To be done: The answer is one number: how many lines hold the string "label".

+++++

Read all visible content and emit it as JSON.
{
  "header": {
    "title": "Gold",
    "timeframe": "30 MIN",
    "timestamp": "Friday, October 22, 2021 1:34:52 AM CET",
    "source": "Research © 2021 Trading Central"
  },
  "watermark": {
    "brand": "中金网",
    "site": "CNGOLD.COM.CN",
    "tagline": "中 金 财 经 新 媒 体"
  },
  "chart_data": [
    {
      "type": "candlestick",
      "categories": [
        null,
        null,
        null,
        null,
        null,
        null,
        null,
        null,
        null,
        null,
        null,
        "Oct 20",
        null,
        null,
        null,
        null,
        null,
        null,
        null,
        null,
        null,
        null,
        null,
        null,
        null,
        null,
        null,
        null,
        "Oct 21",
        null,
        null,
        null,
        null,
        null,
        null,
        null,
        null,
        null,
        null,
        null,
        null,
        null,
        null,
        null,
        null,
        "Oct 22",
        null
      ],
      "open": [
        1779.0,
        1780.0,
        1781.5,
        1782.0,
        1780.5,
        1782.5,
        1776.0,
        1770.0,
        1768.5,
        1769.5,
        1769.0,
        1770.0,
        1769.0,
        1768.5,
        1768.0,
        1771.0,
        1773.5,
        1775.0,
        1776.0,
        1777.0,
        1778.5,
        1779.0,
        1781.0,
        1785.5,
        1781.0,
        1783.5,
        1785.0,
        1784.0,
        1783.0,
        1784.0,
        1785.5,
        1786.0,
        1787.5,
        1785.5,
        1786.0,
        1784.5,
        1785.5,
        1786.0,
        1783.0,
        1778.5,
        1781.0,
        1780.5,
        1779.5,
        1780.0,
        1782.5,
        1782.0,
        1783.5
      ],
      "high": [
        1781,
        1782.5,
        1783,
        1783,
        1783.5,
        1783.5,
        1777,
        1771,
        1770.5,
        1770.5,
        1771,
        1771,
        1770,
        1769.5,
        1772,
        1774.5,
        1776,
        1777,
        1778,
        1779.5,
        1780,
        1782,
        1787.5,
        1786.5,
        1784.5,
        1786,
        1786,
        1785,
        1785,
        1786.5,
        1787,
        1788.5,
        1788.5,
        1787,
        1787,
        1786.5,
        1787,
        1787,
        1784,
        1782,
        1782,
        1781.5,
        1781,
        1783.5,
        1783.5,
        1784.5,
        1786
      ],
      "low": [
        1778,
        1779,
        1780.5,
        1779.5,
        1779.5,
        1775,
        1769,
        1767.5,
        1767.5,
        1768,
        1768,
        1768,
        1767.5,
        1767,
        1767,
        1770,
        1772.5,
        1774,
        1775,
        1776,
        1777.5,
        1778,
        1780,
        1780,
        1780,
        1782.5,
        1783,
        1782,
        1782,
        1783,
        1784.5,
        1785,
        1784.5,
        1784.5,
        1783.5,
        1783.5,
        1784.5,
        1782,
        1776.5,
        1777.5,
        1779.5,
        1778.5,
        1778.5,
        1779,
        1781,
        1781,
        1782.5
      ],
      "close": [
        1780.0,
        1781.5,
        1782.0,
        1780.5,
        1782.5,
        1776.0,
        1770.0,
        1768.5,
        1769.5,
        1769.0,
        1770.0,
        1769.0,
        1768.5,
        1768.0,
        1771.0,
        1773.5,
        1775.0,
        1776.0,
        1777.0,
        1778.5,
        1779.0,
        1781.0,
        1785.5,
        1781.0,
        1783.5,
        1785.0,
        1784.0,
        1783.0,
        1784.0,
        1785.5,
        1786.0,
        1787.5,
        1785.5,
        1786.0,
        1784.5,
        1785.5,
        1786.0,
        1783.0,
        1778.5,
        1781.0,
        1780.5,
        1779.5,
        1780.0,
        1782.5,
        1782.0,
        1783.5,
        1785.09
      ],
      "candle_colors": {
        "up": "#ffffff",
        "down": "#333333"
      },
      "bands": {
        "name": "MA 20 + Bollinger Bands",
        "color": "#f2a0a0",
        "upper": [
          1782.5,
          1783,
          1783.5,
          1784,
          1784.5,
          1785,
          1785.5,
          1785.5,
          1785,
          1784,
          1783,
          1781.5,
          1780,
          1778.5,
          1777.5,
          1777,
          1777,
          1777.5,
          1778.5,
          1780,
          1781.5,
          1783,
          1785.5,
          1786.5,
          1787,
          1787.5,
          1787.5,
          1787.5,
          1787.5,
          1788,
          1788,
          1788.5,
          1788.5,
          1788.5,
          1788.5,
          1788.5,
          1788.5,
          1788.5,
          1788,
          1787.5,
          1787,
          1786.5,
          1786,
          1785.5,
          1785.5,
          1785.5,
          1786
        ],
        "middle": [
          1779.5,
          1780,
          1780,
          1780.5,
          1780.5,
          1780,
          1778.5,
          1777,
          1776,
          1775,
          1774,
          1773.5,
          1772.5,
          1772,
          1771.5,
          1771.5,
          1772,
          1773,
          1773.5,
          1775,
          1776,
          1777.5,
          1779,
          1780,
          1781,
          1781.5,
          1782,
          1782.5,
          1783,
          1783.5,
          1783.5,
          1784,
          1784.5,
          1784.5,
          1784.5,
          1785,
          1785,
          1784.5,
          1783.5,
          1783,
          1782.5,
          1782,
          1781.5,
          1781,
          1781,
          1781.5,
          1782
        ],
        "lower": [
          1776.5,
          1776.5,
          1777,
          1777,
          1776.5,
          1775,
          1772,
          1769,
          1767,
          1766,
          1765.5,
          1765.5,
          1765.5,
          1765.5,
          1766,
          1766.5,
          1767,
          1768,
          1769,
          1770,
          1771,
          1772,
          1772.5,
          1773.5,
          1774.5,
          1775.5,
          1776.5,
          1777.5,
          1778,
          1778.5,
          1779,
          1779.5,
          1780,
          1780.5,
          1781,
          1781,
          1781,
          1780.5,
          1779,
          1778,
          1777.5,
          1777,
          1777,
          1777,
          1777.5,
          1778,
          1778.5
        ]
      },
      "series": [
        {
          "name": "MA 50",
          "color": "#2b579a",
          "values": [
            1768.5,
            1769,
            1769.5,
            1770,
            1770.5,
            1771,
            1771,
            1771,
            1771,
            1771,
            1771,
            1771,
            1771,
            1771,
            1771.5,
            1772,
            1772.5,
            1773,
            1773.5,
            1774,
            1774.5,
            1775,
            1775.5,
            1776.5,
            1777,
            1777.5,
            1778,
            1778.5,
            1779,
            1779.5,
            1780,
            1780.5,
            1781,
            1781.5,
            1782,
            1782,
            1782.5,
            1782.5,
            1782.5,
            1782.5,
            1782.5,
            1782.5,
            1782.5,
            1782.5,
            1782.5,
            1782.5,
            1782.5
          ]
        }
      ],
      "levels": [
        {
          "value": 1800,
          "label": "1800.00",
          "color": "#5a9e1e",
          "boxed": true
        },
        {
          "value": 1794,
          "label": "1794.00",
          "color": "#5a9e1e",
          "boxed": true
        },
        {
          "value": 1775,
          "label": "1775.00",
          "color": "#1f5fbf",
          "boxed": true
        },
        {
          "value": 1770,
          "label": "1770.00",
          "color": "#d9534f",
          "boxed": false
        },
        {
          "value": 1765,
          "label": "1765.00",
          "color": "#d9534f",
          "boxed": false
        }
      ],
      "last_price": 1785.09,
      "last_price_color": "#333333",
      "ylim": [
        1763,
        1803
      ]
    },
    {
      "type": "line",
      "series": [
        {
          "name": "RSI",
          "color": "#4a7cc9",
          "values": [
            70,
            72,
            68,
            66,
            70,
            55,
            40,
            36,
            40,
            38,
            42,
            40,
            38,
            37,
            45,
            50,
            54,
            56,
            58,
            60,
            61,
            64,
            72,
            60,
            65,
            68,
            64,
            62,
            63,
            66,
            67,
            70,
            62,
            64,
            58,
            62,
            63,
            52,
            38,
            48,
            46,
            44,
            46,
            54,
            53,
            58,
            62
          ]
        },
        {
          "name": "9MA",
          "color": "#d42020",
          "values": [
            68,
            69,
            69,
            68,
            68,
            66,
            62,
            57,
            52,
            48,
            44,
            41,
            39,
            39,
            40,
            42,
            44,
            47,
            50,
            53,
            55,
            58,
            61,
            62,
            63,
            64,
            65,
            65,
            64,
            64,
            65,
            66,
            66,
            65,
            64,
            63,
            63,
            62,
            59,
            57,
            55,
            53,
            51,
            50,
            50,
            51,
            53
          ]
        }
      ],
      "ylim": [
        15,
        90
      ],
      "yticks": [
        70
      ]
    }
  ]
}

+++++

Final result: 5